Return the lines below that carry the word "this".

+++ RECORDS SUPPLIED +++

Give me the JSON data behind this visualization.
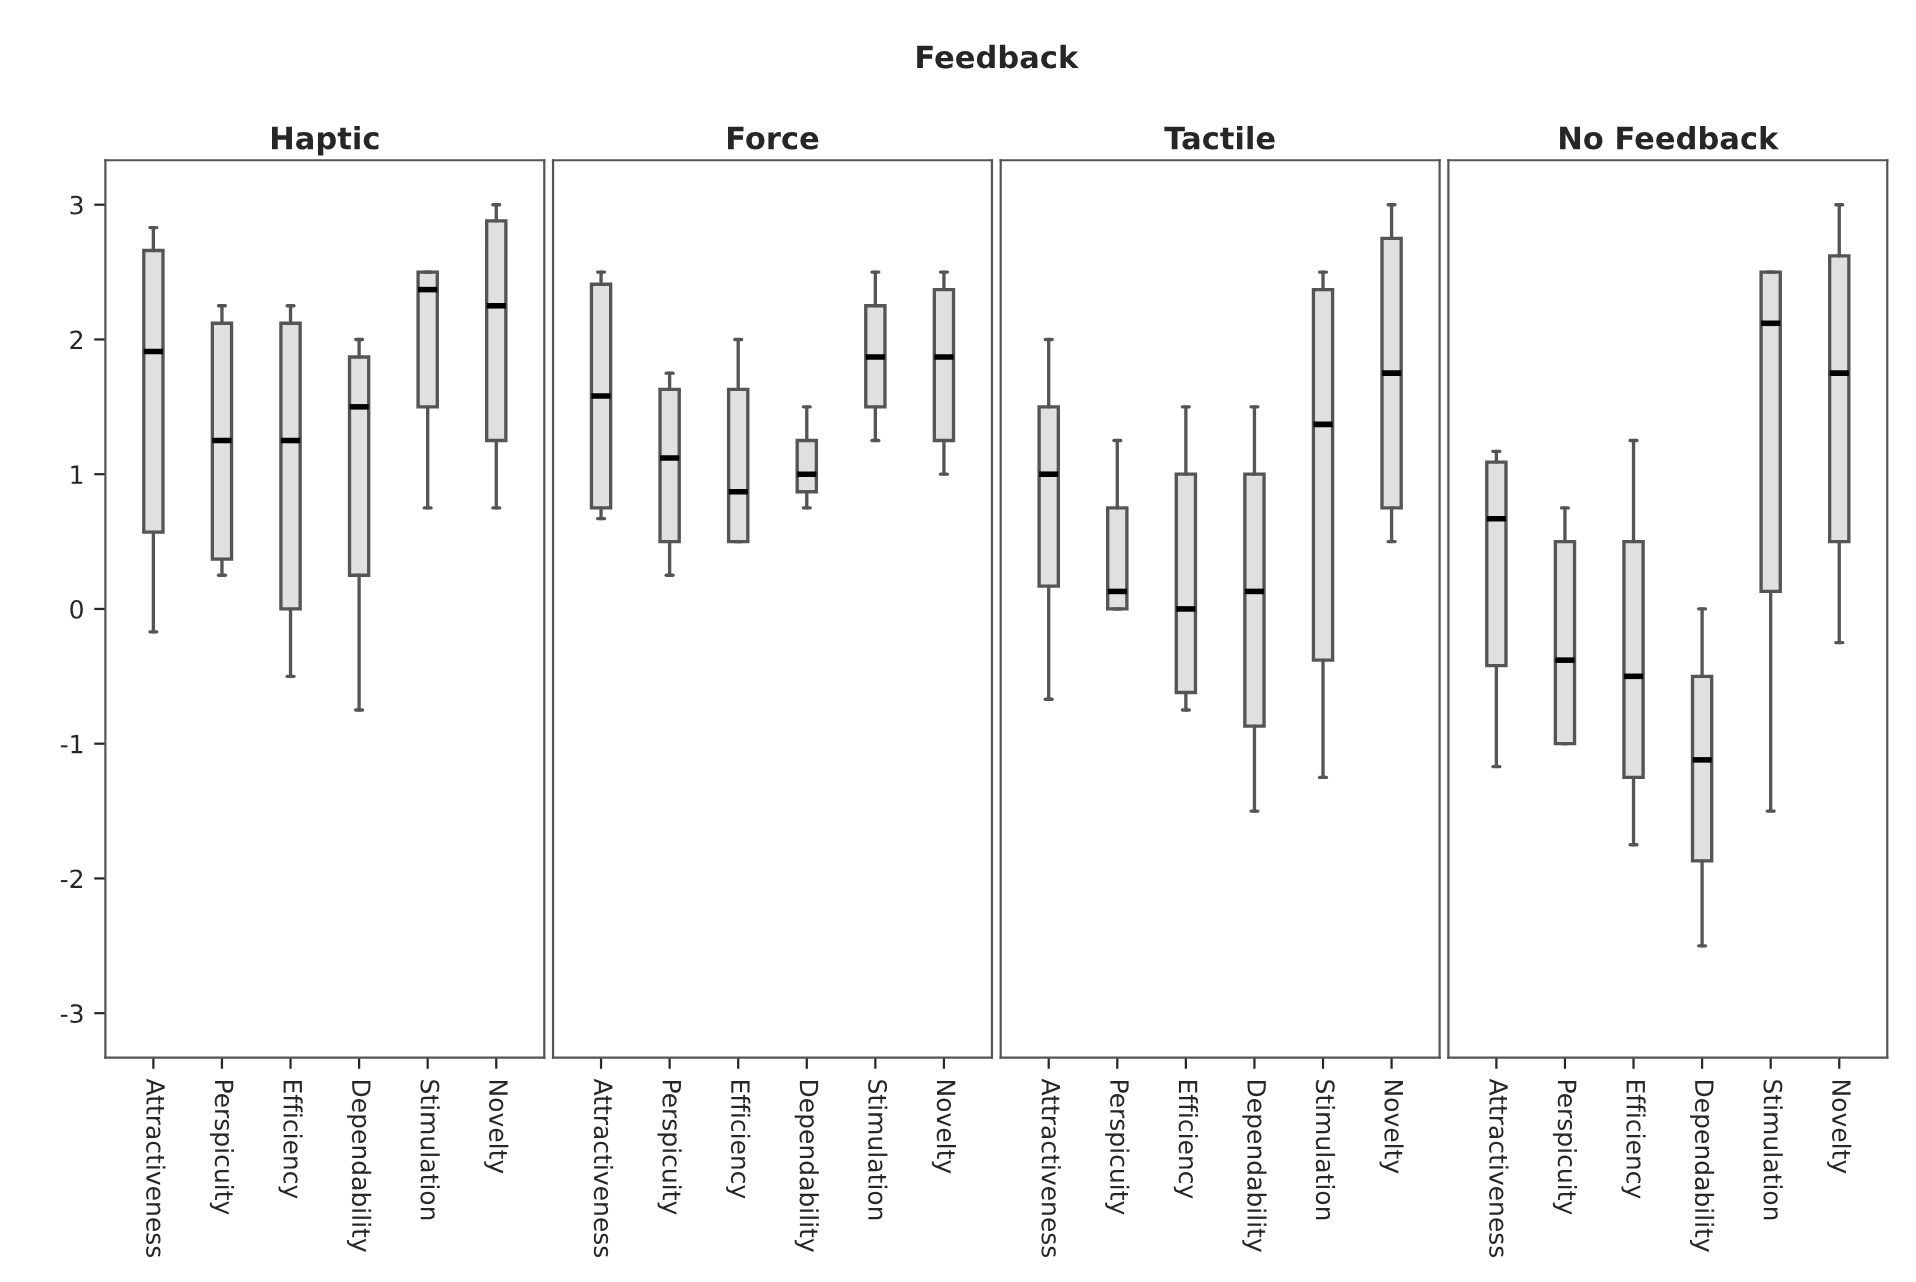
{
  "chart_data": [
    {
      "type": "box",
      "title": "Haptic",
      "annotations": [
        "Feedback"
      ],
      "categories": [
        "Attractiveness",
        "Perspicuity",
        "Efficiency",
        "Dependability",
        "Stimulation",
        "Novelty"
      ],
      "color": "#e0e0e0",
      "ylim": [
        -3.33,
        3.33
      ],
      "yticks": [
        -3,
        -2,
        -1,
        0,
        1,
        2,
        3
      ],
      "grid": false,
      "boxes": [
        {
          "low": -0.17,
          "q1": 0.57,
          "median": 1.91,
          "q3": 2.66,
          "high": 2.83
        },
        {
          "low": 0.25,
          "q1": 0.37,
          "median": 1.25,
          "q3": 2.12,
          "high": 2.25
        },
        {
          "low": -0.5,
          "q1": 0,
          "median": 1.25,
          "q3": 2.12,
          "high": 2.25
        },
        {
          "low": -0.75,
          "q1": 0.25,
          "median": 1.5,
          "q3": 1.87,
          "high": 2.0
        },
        {
          "low": 0.75,
          "q1": 1.5,
          "median": 2.37,
          "q3": 2.5,
          "high": 2.5
        },
        {
          "low": 0.75,
          "q1": 1.25,
          "median": 2.25,
          "q3": 2.88,
          "high": 3.0
        }
      ]
    },
    {
      "type": "box",
      "title": "Force",
      "categories": [
        "Attractiveness",
        "Perspicuity",
        "Efficiency",
        "Dependability",
        "Stimulation",
        "Novelty"
      ],
      "color": "#e0e0e0",
      "ylim": [
        -3.33,
        3.33
      ],
      "yticks": [
        -3,
        -2,
        -1,
        0,
        1,
        2,
        3
      ],
      "grid": false,
      "tick_labels": "x",
      "boxes": [
        {
          "low": 0.67,
          "q1": 0.75,
          "median": 1.58,
          "q3": 2.41,
          "high": 2.5
        },
        {
          "low": 0.25,
          "q1": 0.5,
          "median": 1.12,
          "q3": 1.63,
          "high": 1.75
        },
        {
          "low": 0.5,
          "q1": 0.5,
          "median": 0.87,
          "q3": 1.63,
          "high": 2.0
        },
        {
          "low": 0.75,
          "q1": 0.87,
          "median": 1.0,
          "q3": 1.25,
          "high": 1.5
        },
        {
          "low": 1.25,
          "q1": 1.5,
          "median": 1.87,
          "q3": 2.25,
          "high": 2.5
        },
        {
          "low": 1.0,
          "q1": 1.25,
          "median": 1.87,
          "q3": 2.37,
          "high": 2.5
        }
      ]
    },
    {
      "type": "box",
      "title": "Tactile",
      "categories": [
        "Attractiveness",
        "Perspicuity",
        "Efficiency",
        "Dependability",
        "Stimulation",
        "Novelty"
      ],
      "color": "#e0e0e0",
      "ylim": [
        -3.33,
        3.33
      ],
      "yticks": [
        -3,
        -2,
        -1,
        0,
        1,
        2,
        3
      ],
      "grid": false,
      "tick_labels": "x",
      "boxes": [
        {
          "low": -0.67,
          "q1": 0.17,
          "median": 1.0,
          "q3": 1.5,
          "high": 2.0
        },
        {
          "low": 0,
          "q1": 0,
          "median": 0.13,
          "q3": 0.75,
          "high": 1.25
        },
        {
          "low": -0.75,
          "q1": -0.62,
          "median": 0,
          "q3": 1.0,
          "high": 1.5
        },
        {
          "low": -1.5,
          "q1": -0.87,
          "median": 0.13,
          "q3": 1.0,
          "high": 1.5
        },
        {
          "low": -1.25,
          "q1": -0.38,
          "median": 1.37,
          "q3": 2.37,
          "high": 2.5
        },
        {
          "low": 0.5,
          "q1": 0.75,
          "median": 1.75,
          "q3": 2.75,
          "high": 3.0
        }
      ]
    },
    {
      "type": "box",
      "title": "No Feedback",
      "categories": [
        "Attractiveness",
        "Perspicuity",
        "Efficiency",
        "Dependability",
        "Stimulation",
        "Novelty"
      ],
      "color": "#e0e0e0",
      "ylim": [
        -3.33,
        3.33
      ],
      "yticks": [
        -3,
        -2,
        -1,
        0,
        1,
        2,
        3
      ],
      "grid": false,
      "tick_labels": "x",
      "boxes": [
        {
          "low": -1.17,
          "q1": -0.42,
          "median": 0.67,
          "q3": 1.09,
          "high": 1.17
        },
        {
          "low": -1.0,
          "q1": -1.0,
          "median": -0.38,
          "q3": 0.5,
          "high": 0.75
        },
        {
          "low": -1.75,
          "q1": -1.25,
          "median": -0.5,
          "q3": 0.5,
          "high": 1.25
        },
        {
          "low": -2.5,
          "q1": -1.87,
          "median": -1.12,
          "q3": -0.5,
          "high": 0.0
        },
        {
          "low": -1.5,
          "q1": 0.13,
          "median": 2.12,
          "q3": 2.5,
          "high": 2.5
        },
        {
          "low": -0.25,
          "q1": 0.5,
          "median": 1.75,
          "q3": 2.62,
          "high": 3.0
        }
      ]
    }
  ]
}
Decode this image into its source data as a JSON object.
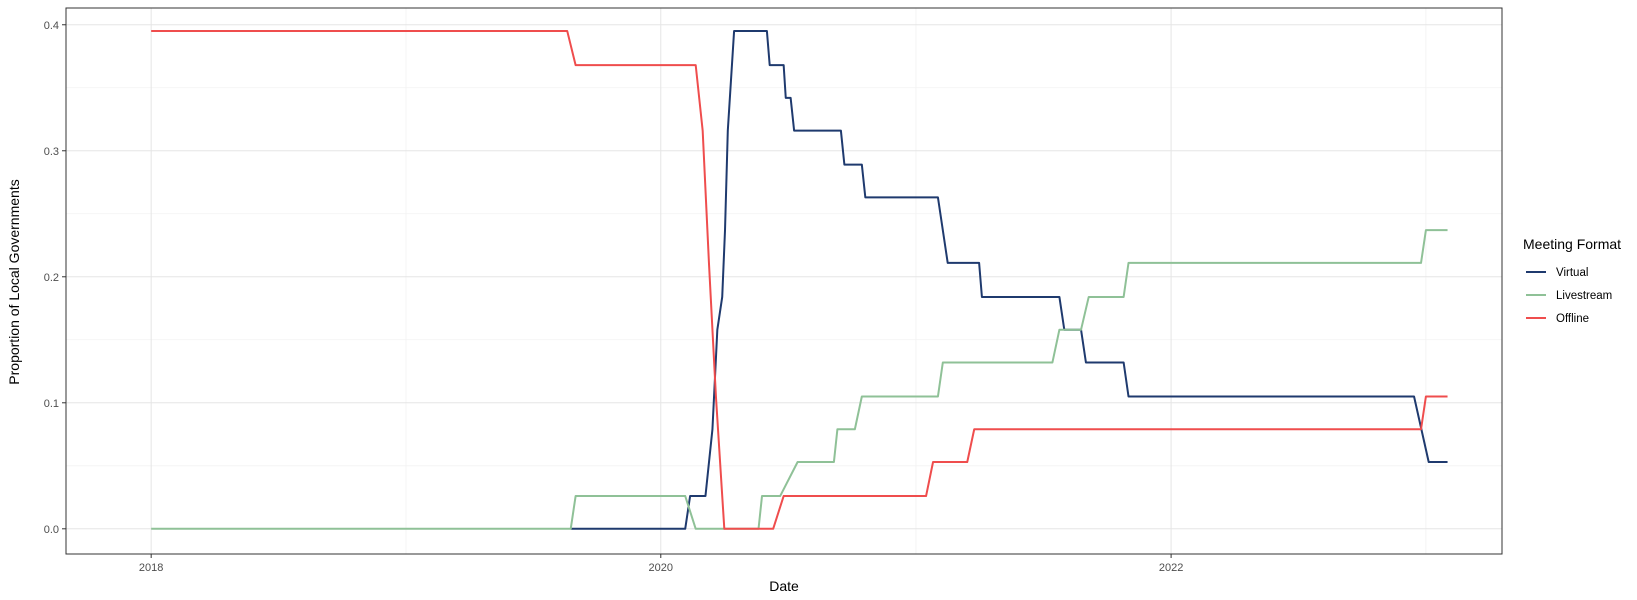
{
  "chart_data": {
    "type": "line",
    "title": "",
    "xlabel": "Date",
    "ylabel": "Proportion of Local Governments",
    "x_type": "date",
    "xlim": [
      "2017-09-01",
      "2023-04-20"
    ],
    "ylim": [
      -0.02,
      0.4133
    ],
    "x_ticks": [
      {
        "value": "2018-01-01",
        "label": "2018"
      },
      {
        "value": "2020-01-01",
        "label": "2020"
      },
      {
        "value": "2022-01-01",
        "label": "2022"
      }
    ],
    "y_ticks": [
      {
        "value": 0.0,
        "label": "0.0"
      },
      {
        "value": 0.1,
        "label": "0.1"
      },
      {
        "value": 0.2,
        "label": "0.2"
      },
      {
        "value": 0.3,
        "label": "0.3"
      },
      {
        "value": 0.4,
        "label": "0.4"
      }
    ],
    "grid": true,
    "legend": {
      "title": "Meeting Format",
      "position": "right"
    },
    "series": [
      {
        "name": "Virtual",
        "color": "#1f3a6e",
        "points": [
          [
            "2019-08-25",
            0.0
          ],
          [
            "2020-02-05",
            0.0
          ],
          [
            "2020-02-12",
            0.026
          ],
          [
            "2020-03-05",
            0.026
          ],
          [
            "2020-03-15",
            0.079
          ],
          [
            "2020-03-22",
            0.158
          ],
          [
            "2020-03-29",
            0.184
          ],
          [
            "2020-04-02",
            0.237
          ],
          [
            "2020-04-06",
            0.316
          ],
          [
            "2020-04-15",
            0.395
          ],
          [
            "2020-05-01",
            0.395
          ],
          [
            "2020-06-01",
            0.395
          ],
          [
            "2020-06-05",
            0.368
          ],
          [
            "2020-06-25",
            0.368
          ],
          [
            "2020-06-28",
            0.342
          ],
          [
            "2020-07-05",
            0.342
          ],
          [
            "2020-07-10",
            0.316
          ],
          [
            "2020-09-15",
            0.316
          ],
          [
            "2020-09-20",
            0.289
          ],
          [
            "2020-10-15",
            0.289
          ],
          [
            "2020-10-20",
            0.263
          ],
          [
            "2021-02-01",
            0.263
          ],
          [
            "2021-02-15",
            0.211
          ],
          [
            "2021-04-01",
            0.211
          ],
          [
            "2021-04-05",
            0.184
          ],
          [
            "2021-07-25",
            0.184
          ],
          [
            "2021-08-01",
            0.158
          ],
          [
            "2021-08-25",
            0.158
          ],
          [
            "2021-09-01",
            0.132
          ],
          [
            "2021-10-25",
            0.132
          ],
          [
            "2021-11-01",
            0.105
          ],
          [
            "2022-12-15",
            0.105
          ],
          [
            "2023-01-05",
            0.053
          ],
          [
            "2023-02-01",
            0.053
          ]
        ]
      },
      {
        "name": "Livestream",
        "color": "#8fc197",
        "points": [
          [
            "2018-01-01",
            0.0
          ],
          [
            "2019-08-25",
            0.0
          ],
          [
            "2019-09-01",
            0.026
          ],
          [
            "2020-02-05",
            0.026
          ],
          [
            "2020-02-20",
            0.0
          ],
          [
            "2020-05-20",
            0.0
          ],
          [
            "2020-05-25",
            0.026
          ],
          [
            "2020-06-20",
            0.026
          ],
          [
            "2020-07-15",
            0.053
          ],
          [
            "2020-09-05",
            0.053
          ],
          [
            "2020-09-10",
            0.079
          ],
          [
            "2020-10-05",
            0.079
          ],
          [
            "2020-10-15",
            0.105
          ],
          [
            "2021-02-01",
            0.105
          ],
          [
            "2021-02-08",
            0.132
          ],
          [
            "2021-07-15",
            0.132
          ],
          [
            "2021-07-25",
            0.158
          ],
          [
            "2021-08-25",
            0.158
          ],
          [
            "2021-09-05",
            0.184
          ],
          [
            "2021-10-25",
            0.184
          ],
          [
            "2021-11-01",
            0.211
          ],
          [
            "2022-12-25",
            0.211
          ],
          [
            "2023-01-01",
            0.237
          ],
          [
            "2023-02-01",
            0.237
          ]
        ]
      },
      {
        "name": "Offline",
        "color": "#ef4d4d",
        "points": [
          [
            "2018-01-01",
            0.395
          ],
          [
            "2019-08-20",
            0.395
          ],
          [
            "2019-09-01",
            0.368
          ],
          [
            "2020-02-20",
            0.368
          ],
          [
            "2020-03-01",
            0.316
          ],
          [
            "2020-03-10",
            0.211
          ],
          [
            "2020-03-20",
            0.105
          ],
          [
            "2020-04-01",
            0.0
          ],
          [
            "2020-06-10",
            0.0
          ],
          [
            "2020-06-25",
            0.026
          ],
          [
            "2021-01-15",
            0.026
          ],
          [
            "2021-01-25",
            0.053
          ],
          [
            "2021-03-15",
            0.053
          ],
          [
            "2021-03-25",
            0.079
          ],
          [
            "2022-12-25",
            0.079
          ],
          [
            "2023-01-01",
            0.105
          ],
          [
            "2023-02-01",
            0.105
          ]
        ]
      }
    ]
  }
}
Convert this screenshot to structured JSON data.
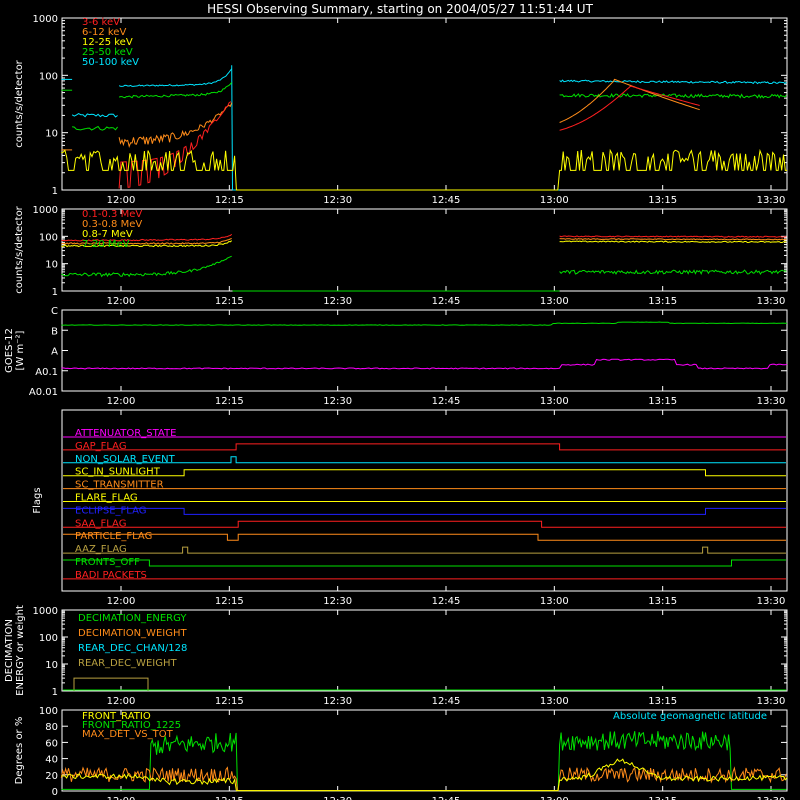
{
  "chart_data": {
    "type": "line",
    "title": "HESSI Observing Summary, starting on 2004/05/27 11:51:44 UT",
    "time_start": "11:51:44",
    "x_ticks": [
      "12:00",
      "12:15",
      "12:30",
      "12:45",
      "13:00",
      "13:15",
      "13:30"
    ],
    "colors": {
      "white": "#ffffff",
      "red": "#ff2020",
      "orange": "#ff8c1a",
      "yellow": "#ffff00",
      "green": "#00e000",
      "cyan": "#00e5ff",
      "magenta": "#ff00ff",
      "blue": "#2020ff",
      "olive": "#b8a040"
    },
    "panels": [
      {
        "id": "xray-low",
        "ylabel": "counts/s/detector",
        "scale": "log",
        "yticks": [
          "1",
          "10",
          "100",
          "1000"
        ],
        "legend": [
          {
            "name": "3-6 keV",
            "color": "#ff2020"
          },
          {
            "name": "6-12 keV",
            "color": "#ff8c1a"
          },
          {
            "name": "12-25 keV",
            "color": "#ffff00"
          },
          {
            "name": "25-50 keV",
            "color": "#00e000"
          },
          {
            "name": "50-100 keV",
            "color": "#00e5ff"
          }
        ]
      },
      {
        "id": "xray-high",
        "ylabel": "counts/s/detector",
        "scale": "log",
        "yticks": [
          "1",
          "10",
          "100",
          "1000"
        ],
        "legend": [
          {
            "name": "0.1-0.3 MeV",
            "color": "#ff2020"
          },
          {
            "name": "0.3-0.8 MeV",
            "color": "#ff8c1a"
          },
          {
            "name": "0.8-7 MeV",
            "color": "#ffff00"
          },
          {
            "name": "7-20 MeV",
            "color": "#00e000"
          }
        ]
      },
      {
        "id": "goes",
        "ylabel": "GOES-12",
        "ylabel2": "[W m⁻²]",
        "yticks": [
          "A0.01",
          "A0.1",
          "A",
          "B",
          "C"
        ]
      },
      {
        "id": "flags",
        "ylabel": "Flags",
        "legend": [
          {
            "name": "ATTENUATOR_STATE",
            "color": "#ff00ff"
          },
          {
            "name": "GAP_FLAG",
            "color": "#ff2020"
          },
          {
            "name": "NON_SOLAR_EVENT",
            "color": "#00e5ff"
          },
          {
            "name": "SC_IN_SUNLIGHT",
            "color": "#ffff00"
          },
          {
            "name": "SC_TRANSMITTER",
            "color": "#ff8c1a"
          },
          {
            "name": "FLARE_FLAG",
            "color": "#ffff00"
          },
          {
            "name": "ECLIPSE_FLAG",
            "color": "#2020ff"
          },
          {
            "name": "SAA_FLAG",
            "color": "#ff2020"
          },
          {
            "name": "PARTICLE_FLAG",
            "color": "#ff8c1a"
          },
          {
            "name": "AAZ_FLAG",
            "color": "#b8a040"
          },
          {
            "name": "FRONTS_OFF",
            "color": "#00e000"
          },
          {
            "name": "BADI PACKETS",
            "color": "#ff2020"
          }
        ]
      },
      {
        "id": "decimation",
        "ylabel": "DECIMATION",
        "ylabel2": "ENERGY or weight",
        "scale": "log",
        "yticks": [
          "1",
          "10",
          "100",
          "1000"
        ],
        "legend": [
          {
            "name": "DECIMATION_ENERGY",
            "color": "#00e000"
          },
          {
            "name": "DECIMATION_WEIGHT",
            "color": "#ff8c1a"
          },
          {
            "name": "REAR_DEC_CHAN/128",
            "color": "#00e5ff"
          },
          {
            "name": "REAR_DEC_WEIGHT",
            "color": "#b8a040"
          }
        ]
      },
      {
        "id": "ratios",
        "ylabel": "Degrees or %",
        "yticks": [
          "0",
          "20",
          "40",
          "60",
          "80",
          "100"
        ],
        "legend": [
          {
            "name": "FRONT_RATIO",
            "color": "#ffff00"
          },
          {
            "name": "FRONT_RATIO_1225",
            "color": "#00e000"
          },
          {
            "name": "MAX_DET_VS_TOT",
            "color": "#ff8c1a"
          }
        ],
        "annotation": {
          "text": "Absolute geomagnetic latitude",
          "color": "#00e5ff"
        }
      }
    ]
  }
}
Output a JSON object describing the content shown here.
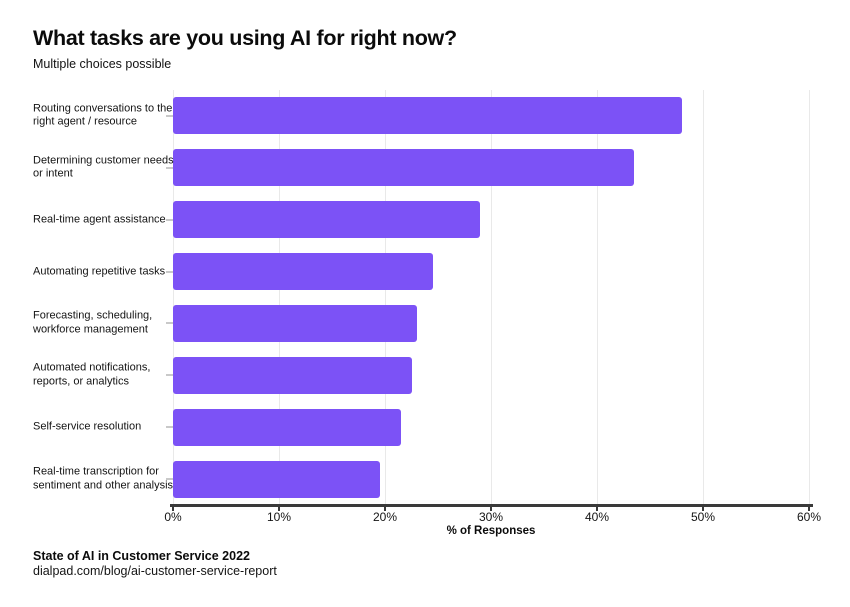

+++

### [PROBLEM SOLUTION]
Give me the JSON data behind this visualization.
Decode this image into its source data as a JSON object.
Convert this screenshot to structured JSON data.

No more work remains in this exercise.